## PROBLEM REQUIREMENTS
Tell me how many lines hold "등급판정통계", please, using only the number.

## DATA LISTING

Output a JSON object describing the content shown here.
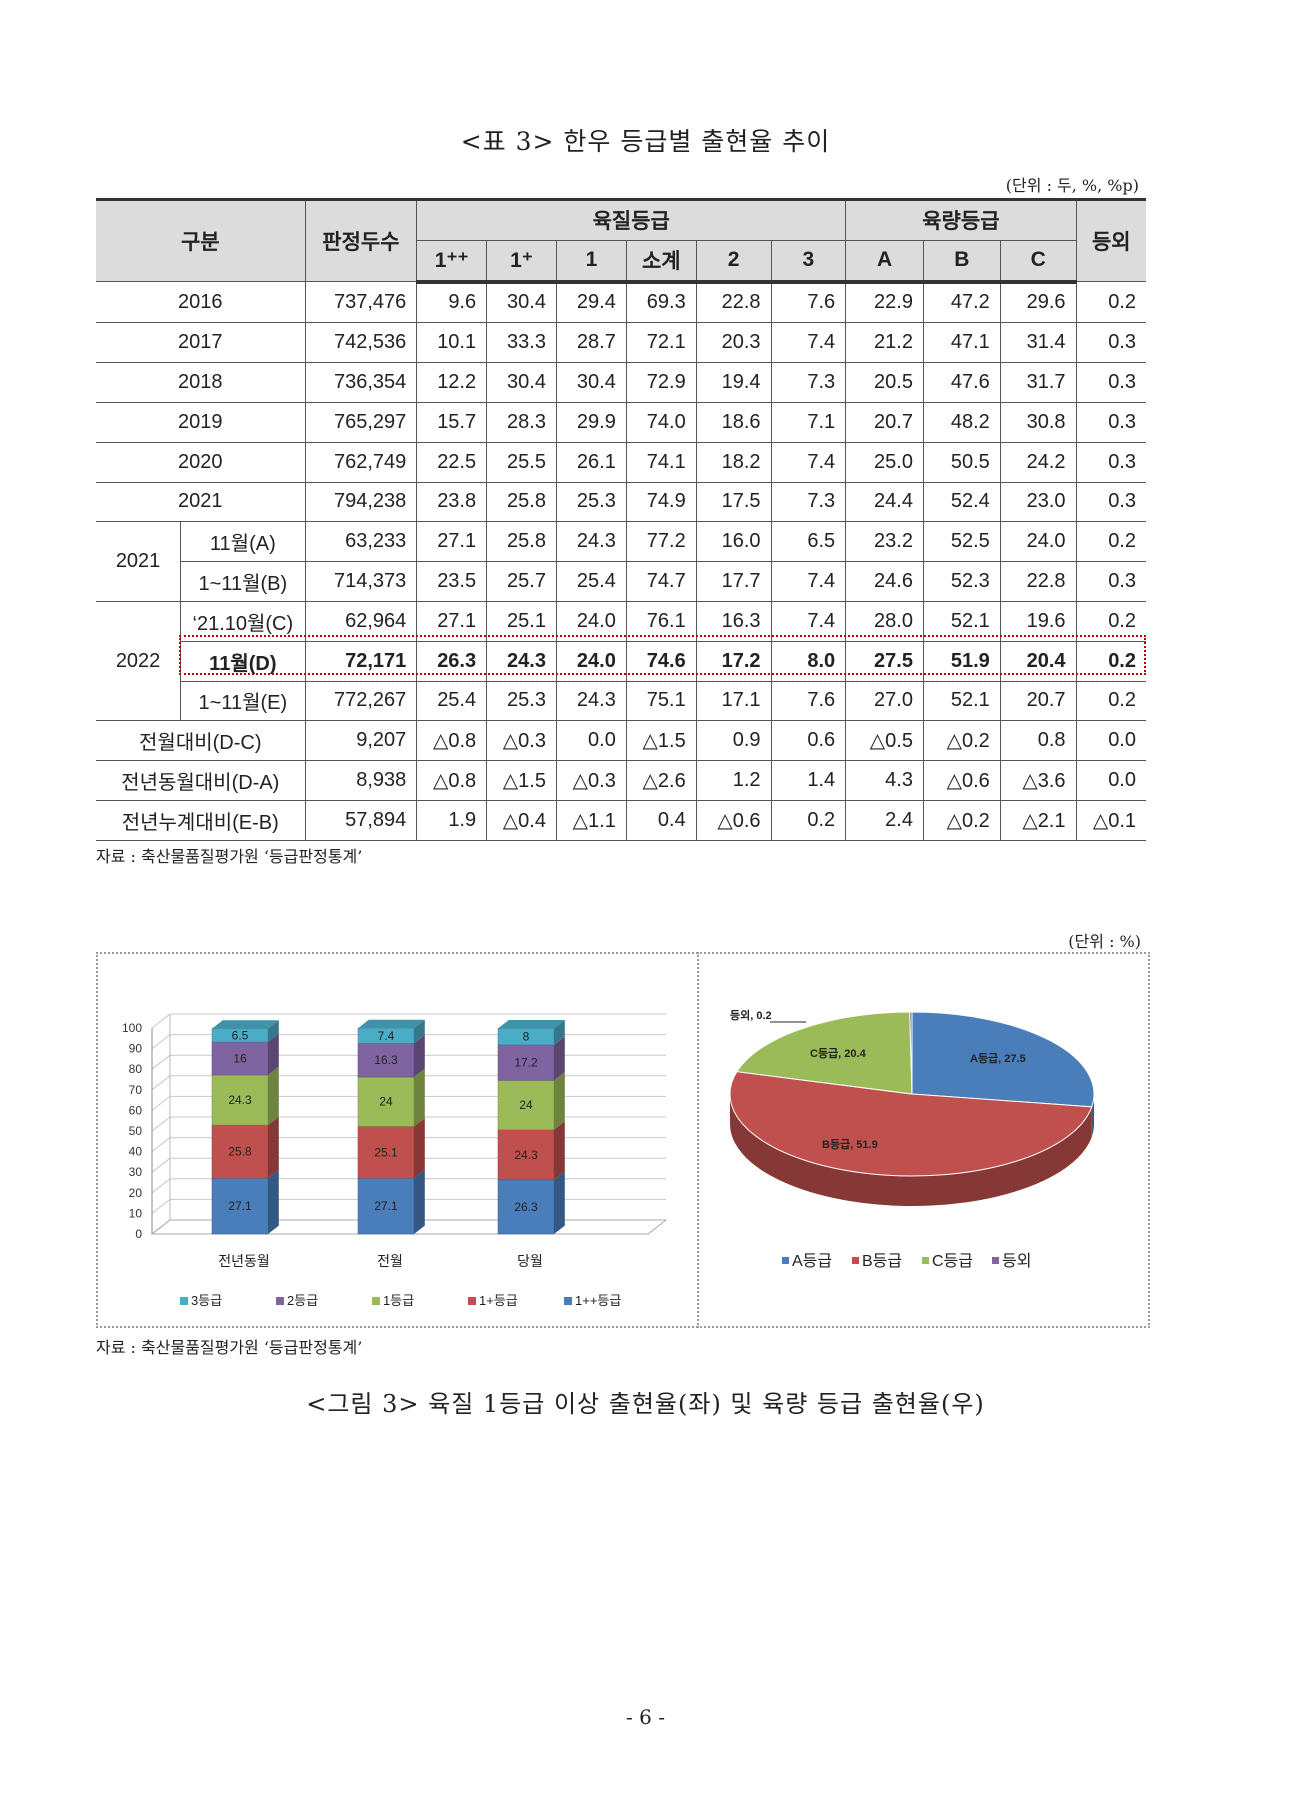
{
  "table": {
    "title": "<표 3> 한우 등급별 출현율 추이",
    "unit": "(단위 : 두, %, %p)",
    "header": {
      "group": "구분",
      "count": "판정두수",
      "quality": "육질등급",
      "yield": "육량등급",
      "other": "등외",
      "subs": [
        "1⁺⁺",
        "1⁺",
        "1",
        "소계",
        "2",
        "3",
        "A",
        "B",
        "C"
      ]
    },
    "rows": [
      {
        "label": "2016",
        "cells": [
          "737,476",
          "9.6",
          "30.4",
          "29.4",
          "69.3",
          "22.8",
          "7.6",
          "22.9",
          "47.2",
          "29.6",
          "0.2"
        ]
      },
      {
        "label": "2017",
        "cells": [
          "742,536",
          "10.1",
          "33.3",
          "28.7",
          "72.1",
          "20.3",
          "7.4",
          "21.2",
          "47.1",
          "31.4",
          "0.3"
        ]
      },
      {
        "label": "2018",
        "cells": [
          "736,354",
          "12.2",
          "30.4",
          "30.4",
          "72.9",
          "19.4",
          "7.3",
          "20.5",
          "47.6",
          "31.7",
          "0.3"
        ]
      },
      {
        "label": "2019",
        "cells": [
          "765,297",
          "15.7",
          "28.3",
          "29.9",
          "74.0",
          "18.6",
          "7.1",
          "20.7",
          "48.2",
          "30.8",
          "0.3"
        ]
      },
      {
        "label": "2020",
        "cells": [
          "762,749",
          "22.5",
          "25.5",
          "26.1",
          "74.1",
          "18.2",
          "7.4",
          "25.0",
          "50.5",
          "24.2",
          "0.3"
        ]
      },
      {
        "label": "2021",
        "cells": [
          "794,238",
          "23.8",
          "25.8",
          "25.3",
          "74.9",
          "17.5",
          "7.3",
          "24.4",
          "52.4",
          "23.0",
          "0.3"
        ]
      },
      {
        "group": "2021",
        "label": "11월(A)",
        "cells": [
          "63,233",
          "27.1",
          "25.8",
          "24.3",
          "77.2",
          "16.0",
          "6.5",
          "23.2",
          "52.5",
          "24.0",
          "0.2"
        ]
      },
      {
        "label": "1~11월(B)",
        "cells": [
          "714,373",
          "23.5",
          "25.7",
          "25.4",
          "74.7",
          "17.7",
          "7.4",
          "24.6",
          "52.3",
          "22.8",
          "0.3"
        ]
      },
      {
        "group": "2022",
        "label": "‘21.10월(C)",
        "cells": [
          "62,964",
          "27.1",
          "25.1",
          "24.0",
          "76.1",
          "16.3",
          "7.4",
          "28.0",
          "52.1",
          "19.6",
          "0.2"
        ]
      },
      {
        "label": "11월(D)",
        "cells": [
          "72,171",
          "26.3",
          "24.3",
          "24.0",
          "74.6",
          "17.2",
          "8.0",
          "27.5",
          "51.9",
          "20.4",
          "0.2"
        ]
      },
      {
        "label": "1~11월(E)",
        "cells": [
          "772,267",
          "25.4",
          "25.3",
          "24.3",
          "75.1",
          "17.1",
          "7.6",
          "27.0",
          "52.1",
          "20.7",
          "0.2"
        ]
      },
      {
        "label": "전월대비(D-C)",
        "cells": [
          "9,207",
          "△0.8",
          "△0.3",
          "0.0",
          "△1.5",
          "0.9",
          "0.6",
          "△0.5",
          "△0.2",
          "0.8",
          "0.0"
        ]
      },
      {
        "label": "전년동월대비(D-A)",
        "cells": [
          "8,938",
          "△0.8",
          "△1.5",
          "△0.3",
          "△2.6",
          "1.2",
          "1.4",
          "4.3",
          "△0.6",
          "△3.6",
          "0.0"
        ]
      },
      {
        "label": "전년누계대비(E-B)",
        "cells": [
          "57,894",
          "1.9",
          "△0.4",
          "△1.1",
          "0.4",
          "△0.6",
          "0.2",
          "2.4",
          "△0.2",
          "△2.1",
          "△0.1"
        ]
      }
    ],
    "source": "자료 : 축산물품질평가원 ‘등급판정통계’"
  },
  "figure": {
    "unit": "(단위 : %)",
    "source": "자료 : 축산물품질평가원 ‘등급판정통계’",
    "caption": "<그림 3> 육질 1등급 이상 출현율(좌) 및 육량 등급 출현율(우)"
  },
  "page_number": "- 6 -",
  "chart_data": [
    {
      "type": "bar",
      "stacked": true,
      "categories": [
        "전년동월",
        "전월",
        "당월"
      ],
      "ylim": [
        0,
        100
      ],
      "yticks": [
        "0",
        "10",
        "20",
        "30",
        "40",
        "50",
        "60",
        "70",
        "80",
        "90",
        "100"
      ],
      "legend_position": "bottom",
      "series": [
        {
          "name": "1++등급",
          "values": [
            27.1,
            27.1,
            26.3
          ],
          "color": "#4a7ebb"
        },
        {
          "name": "1+등급",
          "values": [
            25.8,
            25.1,
            24.3
          ],
          "color": "#c0504d"
        },
        {
          "name": "1등급",
          "values": [
            24.3,
            24,
            24
          ],
          "color": "#9bbb59"
        },
        {
          "name": "2등급",
          "values": [
            16,
            16.3,
            17.2
          ],
          "color": "#8064a2"
        },
        {
          "name": "3등급",
          "values": [
            6.5,
            7.4,
            8
          ],
          "color": "#4bacc6"
        }
      ],
      "legend_order": [
        "3등급",
        "2등급",
        "1등급",
        "1+등급",
        "1++등급"
      ]
    },
    {
      "type": "pie",
      "legend_position": "bottom",
      "slices": [
        {
          "name": "A등급",
          "value": 27.5,
          "label": "A등급, 27.5",
          "color": "#4a7ebb"
        },
        {
          "name": "B등급",
          "value": 51.9,
          "label": "B등급, 51.9",
          "color": "#c0504d"
        },
        {
          "name": "C등급",
          "value": 20.4,
          "label": "C등급, 20.4",
          "color": "#9bbb59"
        },
        {
          "name": "등외",
          "value": 0.2,
          "label": "등외, 0.2",
          "color": "#8064a2"
        }
      ]
    }
  ]
}
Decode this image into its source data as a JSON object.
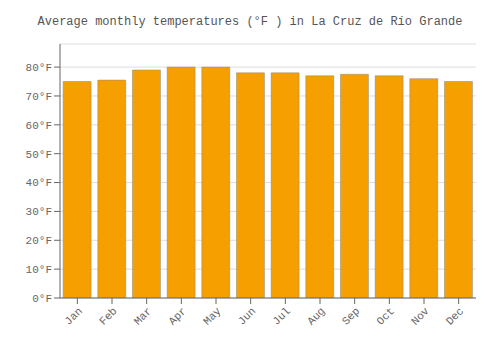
{
  "chart_data": {
    "type": "bar",
    "title": "Average monthly temperatures (°F ) in La Cruz de Río Grande",
    "categories": [
      "Jan",
      "Feb",
      "Mar",
      "Apr",
      "May",
      "Jun",
      "Jul",
      "Aug",
      "Sep",
      "Oct",
      "Nov",
      "Dec"
    ],
    "values": [
      75,
      75.5,
      79,
      80,
      80,
      78,
      78,
      77,
      77.5,
      77,
      76,
      75
    ],
    "color": "#F5A000",
    "ylim": [
      0,
      88
    ],
    "yticks": [
      {
        "value": 0,
        "label": "0°F"
      },
      {
        "value": 10,
        "label": "10°F"
      },
      {
        "value": 20,
        "label": "20°F"
      },
      {
        "value": 30,
        "label": "30°F"
      },
      {
        "value": 40,
        "label": "40°F"
      },
      {
        "value": 50,
        "label": "50°F"
      },
      {
        "value": 60,
        "label": "60°F"
      },
      {
        "value": 70,
        "label": "70°F"
      },
      {
        "value": 80,
        "label": "80°F"
      }
    ],
    "grid": true
  }
}
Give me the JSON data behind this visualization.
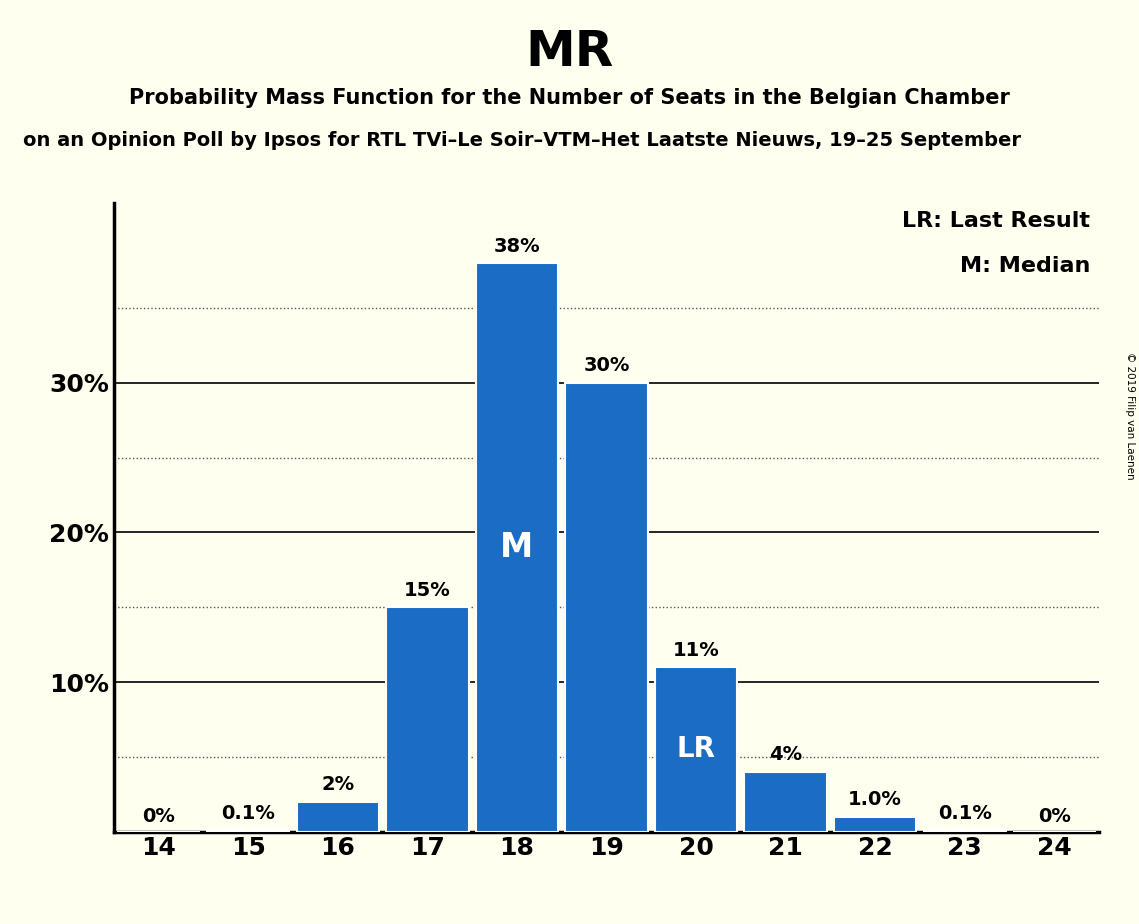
{
  "title": "MR",
  "subtitle1": "Probability Mass Function for the Number of Seats in the Belgian Chamber",
  "subtitle2": "on an Opinion Poll by Ipsos for RTL TVi–Le Soir–VTM–Het Laatste Nieuws, 19–25 September",
  "copyright": "© 2019 Filip van Laenen",
  "seats": [
    14,
    15,
    16,
    17,
    18,
    19,
    20,
    21,
    22,
    23,
    24
  ],
  "probabilities": [
    0.0,
    0.1,
    2.0,
    15.0,
    38.0,
    30.0,
    11.0,
    4.0,
    1.0,
    0.1,
    0.0
  ],
  "bar_labels": [
    "0%",
    "0.1%",
    "2%",
    "15%",
    "38%",
    "30%",
    "11%",
    "4%",
    "1.0%",
    "0.1%",
    "0%"
  ],
  "bar_color": "#1a6cc4",
  "background_color": "#fffff0",
  "median_seat": 18,
  "lr_seat": 20,
  "median_label": "M",
  "lr_label": "LR",
  "legend_lr": "LR: Last Result",
  "legend_m": "M: Median",
  "solid_yticks": [
    10,
    20,
    30
  ],
  "dotted_yticks": [
    5,
    15,
    25,
    35
  ],
  "ylim": [
    0,
    42
  ],
  "xlim": [
    13.5,
    24.5
  ]
}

## ANSWER IN FULL
2